*SELECTED EXTRACT*.
☆ ☆ ☆ ☆
That actually makes a lot of sense. 80% of the pops were in the attic trusses. The ones that were not in the attic were on walls that would have moved if a truss pulled on it. (i.e. ones with hurricane clips) And to top it all off, the place with the most obvious deflection was a girder truss in the stairwell that was rocked from the vaulted ceiling down to the 9' ceiling height. It makes a lot of sense that if that truss bowed up, it would take the flat ceiling up with it and leave the rock nailed to the side of the truss where it always was, popping loose the entire corner metal. If trusses were moving that would have been the place for it to show up most. I don't suppose you have a source for me do you? like some documentation that I cold show to the homeowner?


----------



## woodmagman (Feb 17, 2007)

Truss lift typically pulls the scew throught the drywall and seperates the the top corners from the walls leaving a torn tape joint. This being caused by extreme tempeture change.
It sounds more like moisture change, poor taping conditions or pratices, or even the scew gun was set to deep and broke through the paper.
Was the basement floor poured in the winter without insulation in the attic. That can make the house rain and really compomise the ceiling drywall.
☆ ☆ ☆ ☆
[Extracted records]

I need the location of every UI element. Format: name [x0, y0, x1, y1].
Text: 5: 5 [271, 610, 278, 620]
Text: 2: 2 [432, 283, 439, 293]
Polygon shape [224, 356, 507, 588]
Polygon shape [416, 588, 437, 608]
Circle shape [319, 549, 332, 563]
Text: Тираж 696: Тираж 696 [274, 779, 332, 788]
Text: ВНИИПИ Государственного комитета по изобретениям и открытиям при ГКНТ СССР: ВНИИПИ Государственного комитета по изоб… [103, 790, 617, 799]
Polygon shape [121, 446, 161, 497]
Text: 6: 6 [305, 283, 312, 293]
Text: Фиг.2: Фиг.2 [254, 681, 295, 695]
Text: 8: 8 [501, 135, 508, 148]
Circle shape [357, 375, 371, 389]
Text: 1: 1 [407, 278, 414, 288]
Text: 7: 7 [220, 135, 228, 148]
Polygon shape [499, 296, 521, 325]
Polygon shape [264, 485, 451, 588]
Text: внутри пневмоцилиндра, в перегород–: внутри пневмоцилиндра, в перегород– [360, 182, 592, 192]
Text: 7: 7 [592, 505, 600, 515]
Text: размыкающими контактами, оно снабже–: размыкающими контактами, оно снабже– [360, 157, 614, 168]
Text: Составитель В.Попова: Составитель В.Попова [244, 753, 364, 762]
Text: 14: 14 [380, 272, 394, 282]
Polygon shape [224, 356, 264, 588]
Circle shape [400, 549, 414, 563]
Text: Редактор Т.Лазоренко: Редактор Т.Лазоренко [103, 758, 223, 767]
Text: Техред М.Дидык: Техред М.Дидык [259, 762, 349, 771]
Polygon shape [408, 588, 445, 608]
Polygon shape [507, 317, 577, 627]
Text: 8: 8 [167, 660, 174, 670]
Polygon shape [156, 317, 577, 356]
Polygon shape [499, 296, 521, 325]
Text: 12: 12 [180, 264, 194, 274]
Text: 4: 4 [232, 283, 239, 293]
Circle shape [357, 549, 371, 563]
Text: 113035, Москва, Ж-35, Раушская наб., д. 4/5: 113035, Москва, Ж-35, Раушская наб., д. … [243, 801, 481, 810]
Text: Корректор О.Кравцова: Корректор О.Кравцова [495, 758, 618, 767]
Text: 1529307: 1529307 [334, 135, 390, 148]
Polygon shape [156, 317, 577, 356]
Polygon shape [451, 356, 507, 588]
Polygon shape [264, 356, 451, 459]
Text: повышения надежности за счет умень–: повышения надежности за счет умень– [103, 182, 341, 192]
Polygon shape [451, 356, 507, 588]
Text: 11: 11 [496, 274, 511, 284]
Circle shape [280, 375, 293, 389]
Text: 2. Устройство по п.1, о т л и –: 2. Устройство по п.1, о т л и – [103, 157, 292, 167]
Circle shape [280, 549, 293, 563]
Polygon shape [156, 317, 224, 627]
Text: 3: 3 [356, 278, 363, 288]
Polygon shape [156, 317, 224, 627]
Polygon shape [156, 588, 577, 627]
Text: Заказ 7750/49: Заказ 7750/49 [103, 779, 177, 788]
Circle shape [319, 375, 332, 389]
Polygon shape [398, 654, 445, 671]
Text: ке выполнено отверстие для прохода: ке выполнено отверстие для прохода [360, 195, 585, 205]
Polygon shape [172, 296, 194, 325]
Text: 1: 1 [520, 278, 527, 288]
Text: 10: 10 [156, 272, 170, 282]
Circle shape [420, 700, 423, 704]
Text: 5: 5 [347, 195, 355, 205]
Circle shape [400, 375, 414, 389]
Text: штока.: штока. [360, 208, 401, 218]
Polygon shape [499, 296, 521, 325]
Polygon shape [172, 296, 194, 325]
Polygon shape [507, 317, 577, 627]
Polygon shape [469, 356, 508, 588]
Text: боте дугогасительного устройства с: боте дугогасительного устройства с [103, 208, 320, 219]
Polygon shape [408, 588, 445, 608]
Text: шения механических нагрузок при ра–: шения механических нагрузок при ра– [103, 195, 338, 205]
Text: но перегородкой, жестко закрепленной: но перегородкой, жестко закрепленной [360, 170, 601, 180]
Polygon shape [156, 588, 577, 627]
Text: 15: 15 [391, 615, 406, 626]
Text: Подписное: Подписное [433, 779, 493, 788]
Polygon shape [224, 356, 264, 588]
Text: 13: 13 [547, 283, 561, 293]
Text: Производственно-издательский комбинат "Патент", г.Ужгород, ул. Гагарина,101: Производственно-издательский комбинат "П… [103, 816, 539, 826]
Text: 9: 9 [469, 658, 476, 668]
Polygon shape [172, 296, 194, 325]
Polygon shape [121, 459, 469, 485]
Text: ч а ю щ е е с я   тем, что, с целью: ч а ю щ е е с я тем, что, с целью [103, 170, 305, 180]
☆ ☆ ☆ ☆
*REQUIRED ACTIONS*.
• A. In the drywall forum thread, what percentage of the pops were in the attic trusses?
• B. Pick up the drywall forum thread after its final sentence and continue it.
These entries were taken from a separate source.

*ANSWERS GIVEN*.
• A. 80%

• B.
----------



## A W Smith (Oct 14, 2007)

pkp said:


> That actually makes a lot of sense. 80% of the pops were in the attic trusses. The ones that were not in the attic were on walls that would have moved if a truss pulled on it. (i.e. ones with hurricane clips) And to top it all off, the place with the most obvious deflection was a girder truss in the stairwell that was rocked from the vaulted ceiling down to the 9' ceiling height. It makes a lot of sense that if that truss bowed up, it would take the flat ceiling up with it and leave the rock nailed to the side of the truss where it always was, popping loose the entire corner metal. If trusses were moving that would have been the place for it to show up most. I don't suppose you have a source for me do you? like some documentation that I cold show to the homeowner?


 
i do not have enough posts to hyperlink yet. just google 
"truss rise" 

or fix this broken link by putting a dot after www and issues and htm
www paccrestinspections.com/NHCcommon_issues htm


----------



## LEVELBEST (Dec 28, 2006)

pkp said:


> It was very wet. I had to go up on the roof and nail a piece of plywood on top of the chimney the day they rocked because the floor was wet under it. It was roofed the prior week. I really hope that is the problem because that would mean the wood is probably stable now and repairs will not pop loose.


 
Think you just answered your own original question.


----------



## oldrivers (May 6, 2007)

I don't even think you can dimple sheetrock for filling with a screw without it being tight.[/quote]


yes if the screw is driven to deep you can tell by pushing on the wallboard if its lose or not. Its possible they had the gun set to deep.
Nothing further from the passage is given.